- **Task objective**: Copy out exactly the lines from the one containing "OCR this image." to the last line of the records below, both included, and leave out any pictures.

- **Recorded data**:
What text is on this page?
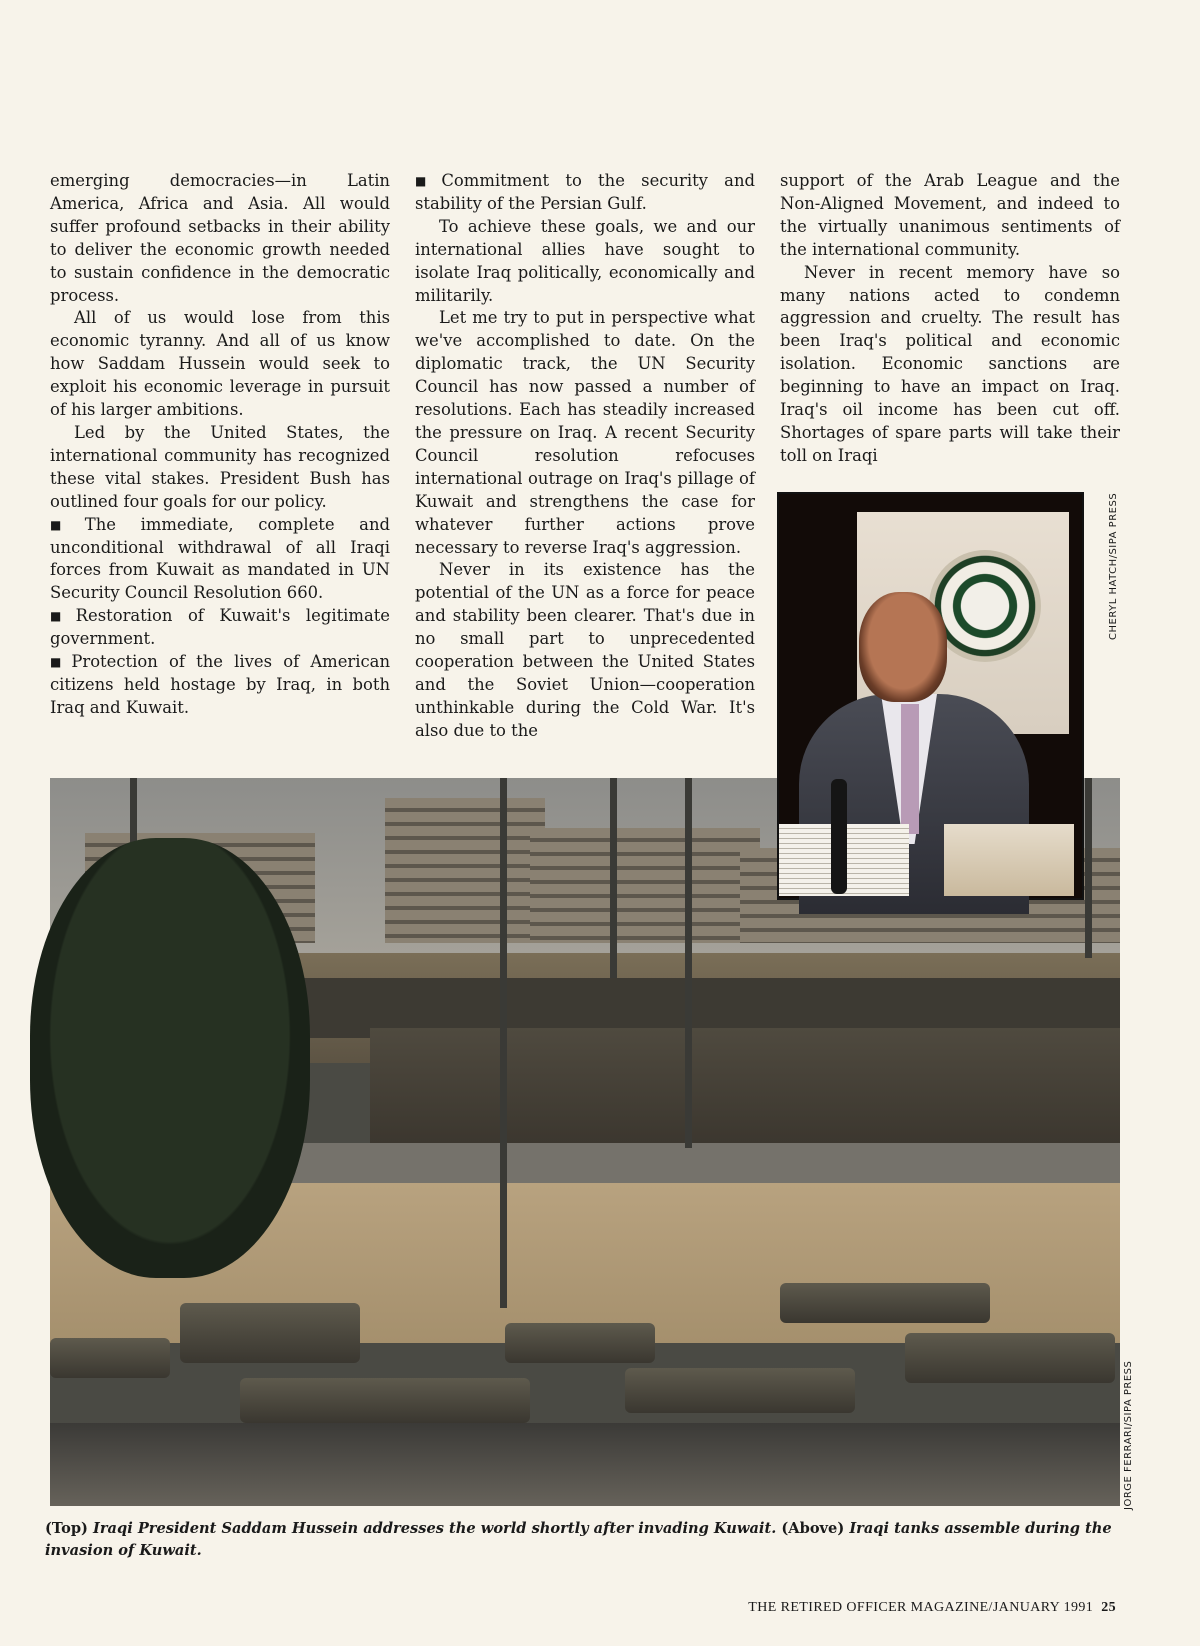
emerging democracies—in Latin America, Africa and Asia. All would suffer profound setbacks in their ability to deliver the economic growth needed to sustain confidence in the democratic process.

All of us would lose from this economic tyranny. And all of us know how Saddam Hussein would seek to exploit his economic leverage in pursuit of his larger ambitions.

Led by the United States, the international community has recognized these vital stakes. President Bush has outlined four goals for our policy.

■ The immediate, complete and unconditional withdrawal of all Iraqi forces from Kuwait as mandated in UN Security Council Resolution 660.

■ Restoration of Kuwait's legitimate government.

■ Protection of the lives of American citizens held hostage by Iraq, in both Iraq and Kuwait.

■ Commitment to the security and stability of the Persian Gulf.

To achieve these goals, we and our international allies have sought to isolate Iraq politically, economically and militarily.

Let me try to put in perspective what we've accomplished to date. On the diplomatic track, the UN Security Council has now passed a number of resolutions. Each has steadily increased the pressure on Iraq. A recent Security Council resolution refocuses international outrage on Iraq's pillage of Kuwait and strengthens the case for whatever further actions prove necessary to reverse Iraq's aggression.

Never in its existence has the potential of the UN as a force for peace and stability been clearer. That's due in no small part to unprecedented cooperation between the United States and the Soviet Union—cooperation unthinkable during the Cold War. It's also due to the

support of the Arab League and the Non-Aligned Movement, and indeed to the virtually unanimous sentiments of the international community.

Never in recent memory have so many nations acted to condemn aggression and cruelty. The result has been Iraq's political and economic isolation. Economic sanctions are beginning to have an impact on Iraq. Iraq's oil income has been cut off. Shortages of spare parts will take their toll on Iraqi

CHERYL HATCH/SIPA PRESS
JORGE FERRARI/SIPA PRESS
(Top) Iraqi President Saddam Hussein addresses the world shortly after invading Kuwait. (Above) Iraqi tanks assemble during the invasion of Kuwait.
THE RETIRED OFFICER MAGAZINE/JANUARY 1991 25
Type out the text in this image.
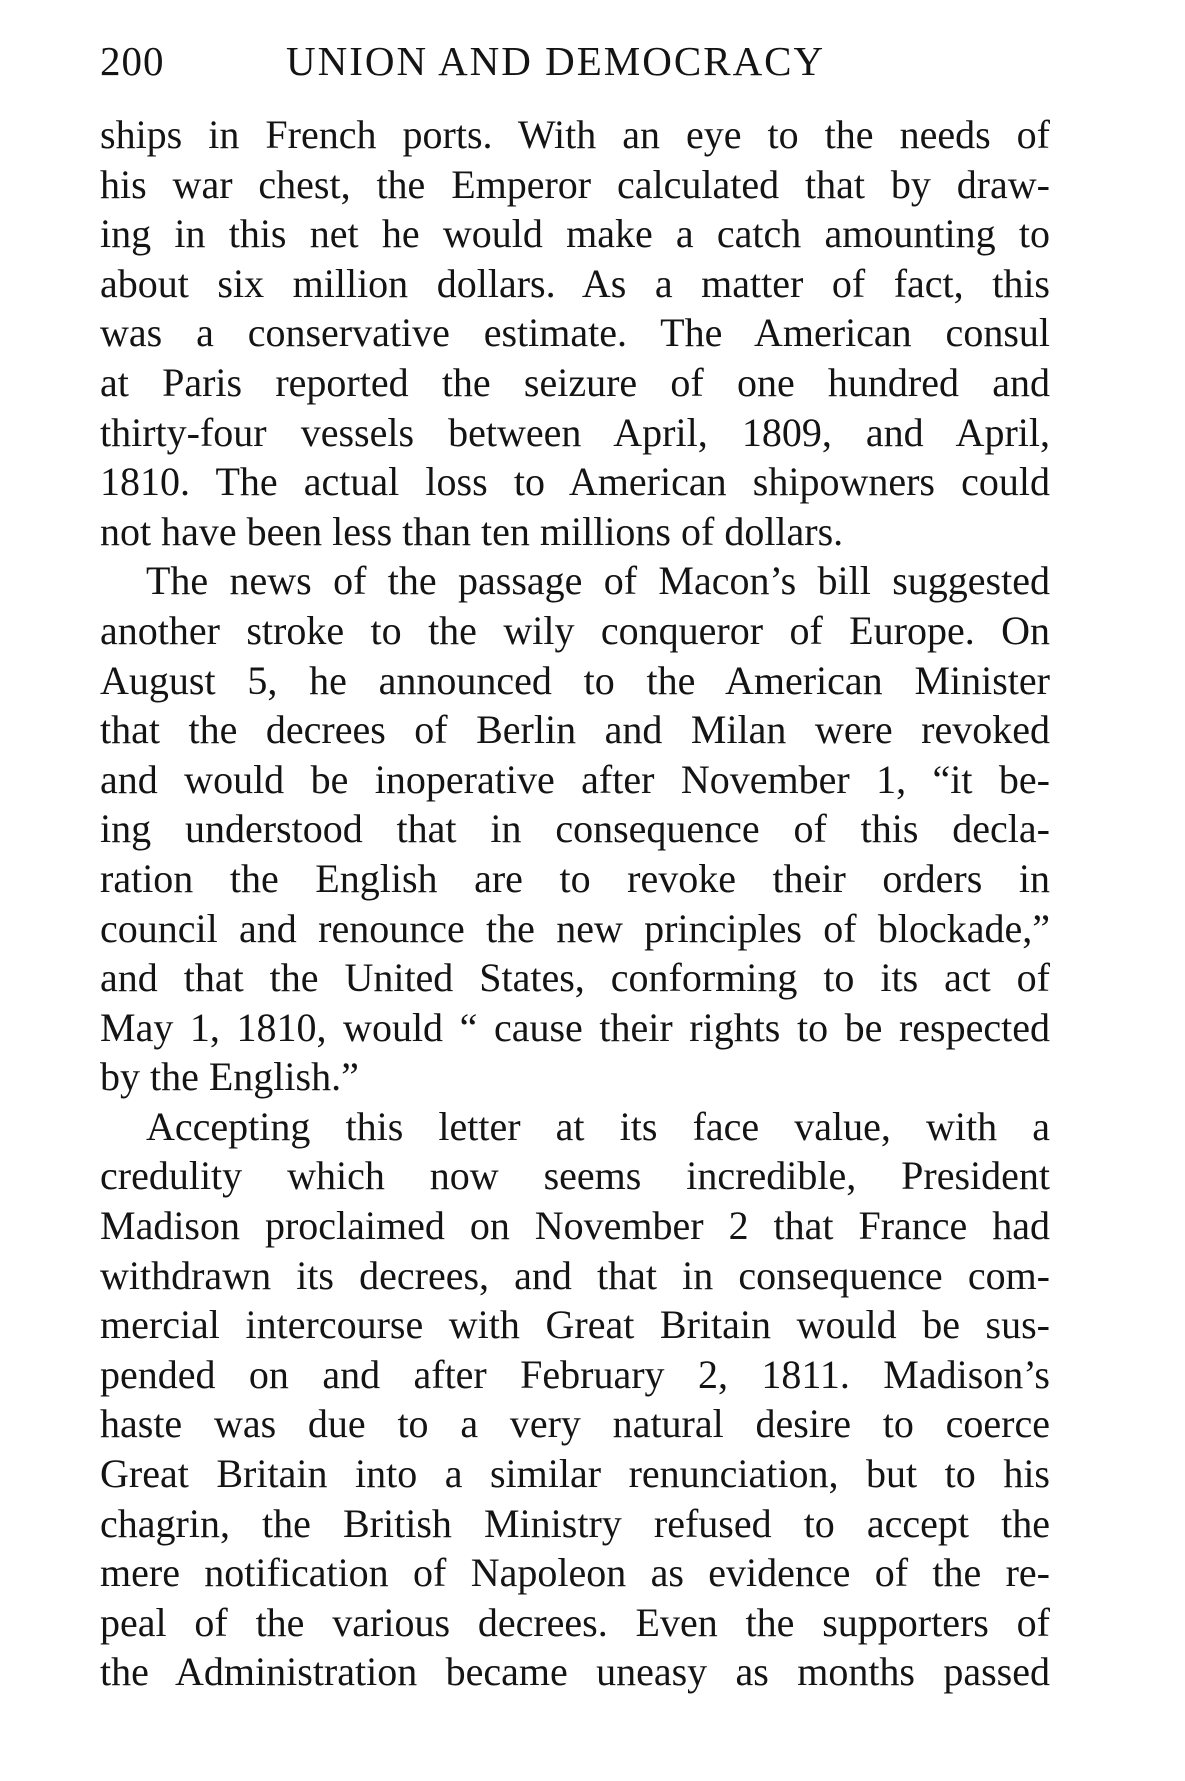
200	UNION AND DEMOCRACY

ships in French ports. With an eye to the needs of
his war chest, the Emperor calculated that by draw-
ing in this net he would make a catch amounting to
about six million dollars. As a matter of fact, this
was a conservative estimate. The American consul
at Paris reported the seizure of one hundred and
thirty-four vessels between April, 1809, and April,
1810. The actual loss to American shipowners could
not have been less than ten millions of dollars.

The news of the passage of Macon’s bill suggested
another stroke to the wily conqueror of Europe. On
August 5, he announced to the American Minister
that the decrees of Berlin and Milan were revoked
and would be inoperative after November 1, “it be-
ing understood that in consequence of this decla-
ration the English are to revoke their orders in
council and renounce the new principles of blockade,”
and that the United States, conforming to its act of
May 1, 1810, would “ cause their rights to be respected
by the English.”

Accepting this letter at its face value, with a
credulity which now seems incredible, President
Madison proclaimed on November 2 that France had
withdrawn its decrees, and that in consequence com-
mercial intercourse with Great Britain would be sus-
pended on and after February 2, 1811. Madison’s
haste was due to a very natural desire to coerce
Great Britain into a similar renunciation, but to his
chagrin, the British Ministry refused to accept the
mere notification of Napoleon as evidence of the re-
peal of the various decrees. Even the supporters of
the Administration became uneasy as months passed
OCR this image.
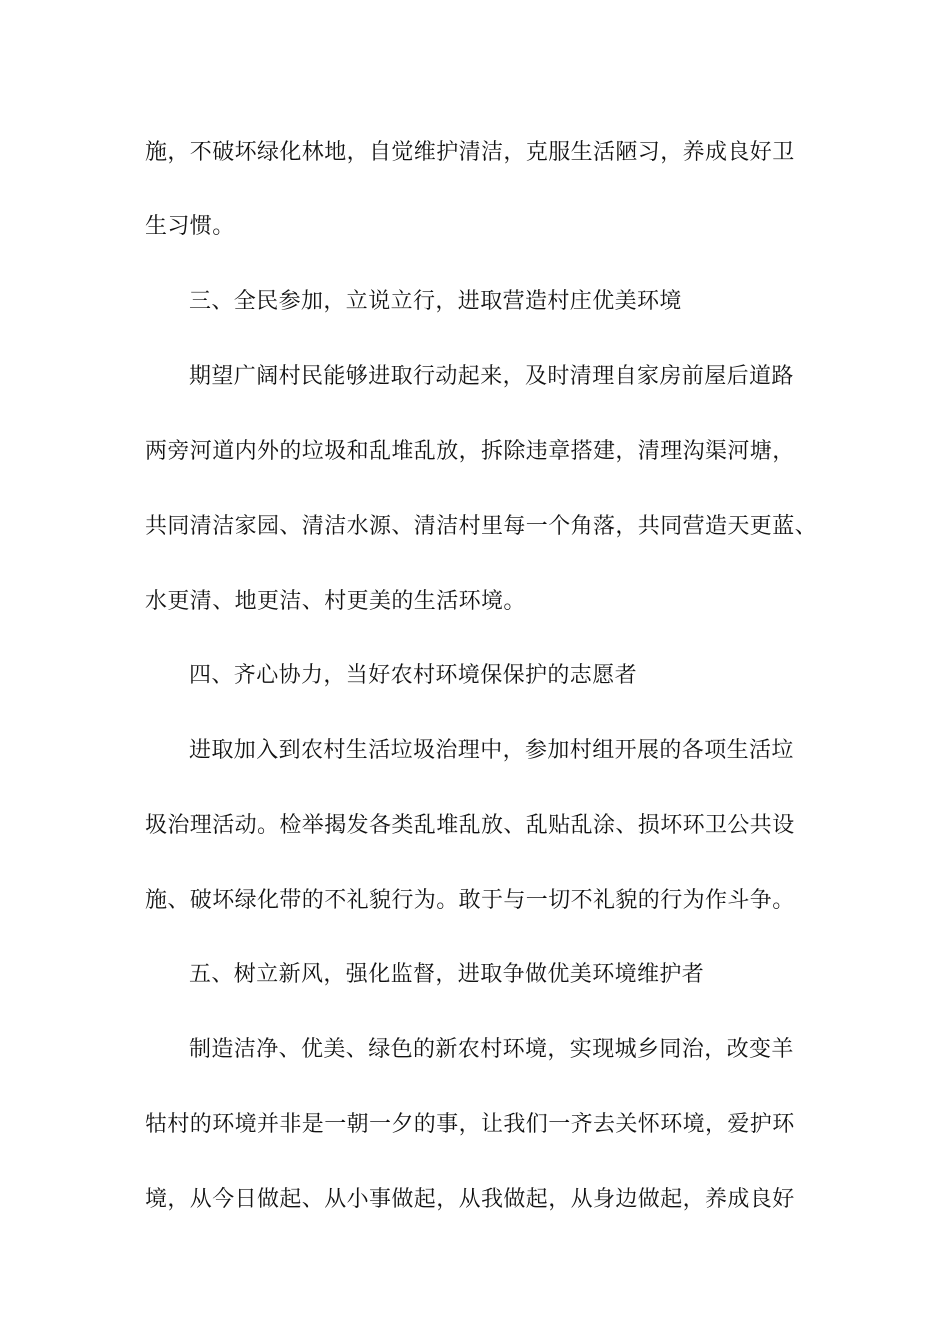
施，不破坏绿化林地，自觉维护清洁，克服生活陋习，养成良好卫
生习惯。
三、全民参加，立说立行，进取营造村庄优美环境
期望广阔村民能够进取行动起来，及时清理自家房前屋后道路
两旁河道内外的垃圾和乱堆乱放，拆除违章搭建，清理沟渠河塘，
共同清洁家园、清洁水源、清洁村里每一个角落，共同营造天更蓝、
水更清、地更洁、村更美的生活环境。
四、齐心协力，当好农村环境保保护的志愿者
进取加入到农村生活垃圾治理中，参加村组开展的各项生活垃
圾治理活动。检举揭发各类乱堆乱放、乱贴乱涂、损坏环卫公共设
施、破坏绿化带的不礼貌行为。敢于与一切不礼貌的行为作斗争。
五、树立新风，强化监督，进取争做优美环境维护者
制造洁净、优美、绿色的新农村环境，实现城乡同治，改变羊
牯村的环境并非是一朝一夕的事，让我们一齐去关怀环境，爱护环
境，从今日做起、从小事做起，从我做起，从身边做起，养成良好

- **Written reply**:
OCR this image.
施，不破坏绿化林地，自觉维护清洁，克服生活陋习，养成良好卫
生习惯。
三、全民参加，立说立行，进取营造村庄优美环境
期望广阔村民能够进取行动起来，及时清理自家房前屋后道路
两旁河道内外的垃圾和乱堆乱放，拆除违章搭建，清理沟渠河塘，
共同清洁家园、清洁水源、清洁村里每一个角落，共同营造天更蓝、
水更清、地更洁、村更美的生活环境。
四、齐心协力，当好农村环境保保护的志愿者
进取加入到农村生活垃圾治理中，参加村组开展的各项生活垃
圾治理活动。检举揭发各类乱堆乱放、乱贴乱涂、损坏环卫公共设
施、破坏绿化带的不礼貌行为。敢于与一切不礼貌的行为作斗争。
五、树立新风，强化监督，进取争做优美环境维护者
制造洁净、优美、绿色的新农村环境，实现城乡同治，改变羊
牯村的环境并非是一朝一夕的事，让我们一齐去关怀环境，爱护环
境，从今日做起、从小事做起，从我做起，从身边做起，养成良好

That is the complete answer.